[Raw records]
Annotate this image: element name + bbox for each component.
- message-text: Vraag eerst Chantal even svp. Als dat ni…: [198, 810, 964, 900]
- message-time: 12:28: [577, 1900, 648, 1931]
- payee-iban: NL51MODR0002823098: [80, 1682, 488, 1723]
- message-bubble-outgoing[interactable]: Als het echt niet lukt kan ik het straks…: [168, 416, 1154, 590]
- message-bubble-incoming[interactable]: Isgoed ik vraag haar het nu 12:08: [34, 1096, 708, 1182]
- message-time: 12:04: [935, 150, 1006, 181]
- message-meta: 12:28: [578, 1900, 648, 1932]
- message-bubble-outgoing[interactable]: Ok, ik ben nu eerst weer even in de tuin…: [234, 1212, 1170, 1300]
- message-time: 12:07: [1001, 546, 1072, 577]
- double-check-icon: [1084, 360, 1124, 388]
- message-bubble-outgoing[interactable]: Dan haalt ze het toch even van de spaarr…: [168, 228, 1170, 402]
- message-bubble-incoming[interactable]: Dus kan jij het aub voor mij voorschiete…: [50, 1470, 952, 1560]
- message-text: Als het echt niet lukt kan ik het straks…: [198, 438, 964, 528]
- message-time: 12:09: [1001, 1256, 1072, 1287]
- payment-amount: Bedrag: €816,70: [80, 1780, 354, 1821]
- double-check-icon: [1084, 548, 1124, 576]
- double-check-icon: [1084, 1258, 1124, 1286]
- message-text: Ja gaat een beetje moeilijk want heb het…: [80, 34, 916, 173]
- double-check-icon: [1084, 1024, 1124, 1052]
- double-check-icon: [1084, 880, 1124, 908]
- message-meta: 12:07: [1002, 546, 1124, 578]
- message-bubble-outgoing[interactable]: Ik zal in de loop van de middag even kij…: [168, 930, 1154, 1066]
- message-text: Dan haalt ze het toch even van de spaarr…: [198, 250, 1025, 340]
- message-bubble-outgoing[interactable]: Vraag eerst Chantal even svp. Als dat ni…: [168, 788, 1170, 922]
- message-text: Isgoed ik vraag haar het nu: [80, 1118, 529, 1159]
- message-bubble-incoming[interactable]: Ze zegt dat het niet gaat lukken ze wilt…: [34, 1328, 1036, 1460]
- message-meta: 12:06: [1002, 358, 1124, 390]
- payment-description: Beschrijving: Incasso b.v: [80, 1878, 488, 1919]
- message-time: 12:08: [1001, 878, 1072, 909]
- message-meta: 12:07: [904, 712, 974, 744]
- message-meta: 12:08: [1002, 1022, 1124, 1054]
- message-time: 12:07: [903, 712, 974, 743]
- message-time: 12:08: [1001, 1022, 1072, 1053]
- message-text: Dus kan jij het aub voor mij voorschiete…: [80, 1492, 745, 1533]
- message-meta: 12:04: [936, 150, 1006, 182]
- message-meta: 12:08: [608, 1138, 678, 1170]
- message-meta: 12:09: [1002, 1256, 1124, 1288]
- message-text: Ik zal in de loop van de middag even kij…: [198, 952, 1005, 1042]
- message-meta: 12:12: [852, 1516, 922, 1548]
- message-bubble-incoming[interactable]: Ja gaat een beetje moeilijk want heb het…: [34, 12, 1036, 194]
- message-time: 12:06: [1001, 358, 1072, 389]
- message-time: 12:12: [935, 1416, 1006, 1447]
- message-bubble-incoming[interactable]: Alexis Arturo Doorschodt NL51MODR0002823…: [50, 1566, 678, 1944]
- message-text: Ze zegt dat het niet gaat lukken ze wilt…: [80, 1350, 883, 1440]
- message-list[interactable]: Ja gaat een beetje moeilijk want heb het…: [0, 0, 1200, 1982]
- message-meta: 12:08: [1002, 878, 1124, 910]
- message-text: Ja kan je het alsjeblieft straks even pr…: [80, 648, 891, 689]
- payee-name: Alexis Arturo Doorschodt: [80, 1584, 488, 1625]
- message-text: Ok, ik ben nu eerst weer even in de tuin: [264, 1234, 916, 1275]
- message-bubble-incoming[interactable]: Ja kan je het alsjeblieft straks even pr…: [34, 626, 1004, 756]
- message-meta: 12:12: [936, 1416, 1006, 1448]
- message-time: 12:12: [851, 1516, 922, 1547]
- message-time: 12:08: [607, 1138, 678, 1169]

_Exercise details_. Please copy all of the data above line for line, changing nothing.

_Complete answer_.
Annotate this image: element name + bbox for each component.
- message-text: Vraag eerst Chantal even svp. Als dat ni…: [198, 810, 964, 900]
- message-time: 12:28: [577, 1900, 648, 1931]
- payee-iban: NL51MODR0002823098: [80, 1682, 488, 1723]
- message-bubble-outgoing[interactable]: Als het echt niet lukt kan ik het straks…: [168, 416, 1154, 590]
- message-bubble-incoming[interactable]: Isgoed ik vraag haar het nu 12:08: [34, 1096, 708, 1182]
- message-time: 12:04: [935, 150, 1006, 181]
- message-meta: 12:28: [578, 1900, 648, 1932]
- message-bubble-outgoing[interactable]: Ok, ik ben nu eerst weer even in de tuin…: [234, 1212, 1170, 1300]
- message-time: 12:07: [1001, 546, 1072, 577]
- double-check-icon: [1084, 360, 1124, 388]
- message-bubble-outgoing[interactable]: Dan haalt ze het toch even van de spaarr…: [168, 228, 1170, 402]
- message-bubble-incoming[interactable]: Dus kan jij het aub voor mij voorschiete…: [50, 1470, 952, 1560]
- message-text: Als het echt niet lukt kan ik het straks…: [198, 438, 964, 528]
- message-time: 12:09: [1001, 1256, 1072, 1287]
- payment-amount: Bedrag: €816,70: [80, 1780, 354, 1821]
- double-check-icon: [1084, 548, 1124, 576]
- double-check-icon: [1084, 1258, 1124, 1286]
- message-text: Ja gaat een beetje moeilijk want heb het…: [80, 34, 916, 173]
- double-check-icon: [1084, 1024, 1124, 1052]
- double-check-icon: [1084, 880, 1124, 908]
- message-meta: 12:07: [1002, 546, 1124, 578]
- message-bubble-outgoing[interactable]: Ik zal in de loop van de middag even kij…: [168, 930, 1154, 1066]
- message-text: Dan haalt ze het toch even van de spaarr…: [198, 250, 1025, 340]
- message-bubble-outgoing[interactable]: Vraag eerst Chantal even svp. Als dat ni…: [168, 788, 1170, 922]
- message-text: Isgoed ik vraag haar het nu: [80, 1118, 529, 1159]
- message-bubble-incoming[interactable]: Ze zegt dat het niet gaat lukken ze wilt…: [34, 1328, 1036, 1460]
- message-meta: 12:06: [1002, 358, 1124, 390]
- payment-description: Beschrijving: Incasso b.v: [80, 1878, 488, 1919]
- message-time: 12:08: [1001, 878, 1072, 909]
- message-meta: 12:07: [904, 712, 974, 744]
- message-meta: 12:08: [1002, 1022, 1124, 1054]
- message-time: 12:07: [903, 712, 974, 743]
- message-time: 12:08: [1001, 1022, 1072, 1053]
- message-text: Dus kan jij het aub voor mij voorschiete…: [80, 1492, 745, 1533]
- message-meta: 12:04: [936, 150, 1006, 182]
- message-meta: 12:08: [608, 1138, 678, 1170]
- message-meta: 12:09: [1002, 1256, 1124, 1288]
- message-text: Ik zal in de loop van de middag even kij…: [198, 952, 1005, 1042]
- message-meta: 12:12: [852, 1516, 922, 1548]
- message-bubble-incoming[interactable]: Ja gaat een beetje moeilijk want heb het…: [34, 12, 1036, 194]
- message-time: 12:06: [1001, 358, 1072, 389]
- message-time: 12:12: [935, 1416, 1006, 1447]
- message-bubble-incoming[interactable]: Alexis Arturo Doorschodt NL51MODR0002823…: [50, 1566, 678, 1944]
- message-text: Ze zegt dat het niet gaat lukken ze wilt…: [80, 1350, 883, 1440]
- message-list[interactable]: Ja gaat een beetje moeilijk want heb het…: [0, 0, 1200, 1982]
- message-meta: 12:08: [1002, 878, 1124, 910]
- message-text: Ja kan je het alsjeblieft straks even pr…: [80, 648, 891, 689]
- payee-name: Alexis Arturo Doorschodt: [80, 1584, 488, 1625]
- message-text: Ok, ik ben nu eerst weer even in de tuin: [264, 1234, 916, 1275]
- message-bubble-incoming[interactable]: Ja kan je het alsjeblieft straks even pr…: [34, 626, 1004, 756]
- message-meta: 12:12: [936, 1416, 1006, 1448]
- message-time: 12:12: [851, 1516, 922, 1547]
- message-time: 12:08: [607, 1138, 678, 1169]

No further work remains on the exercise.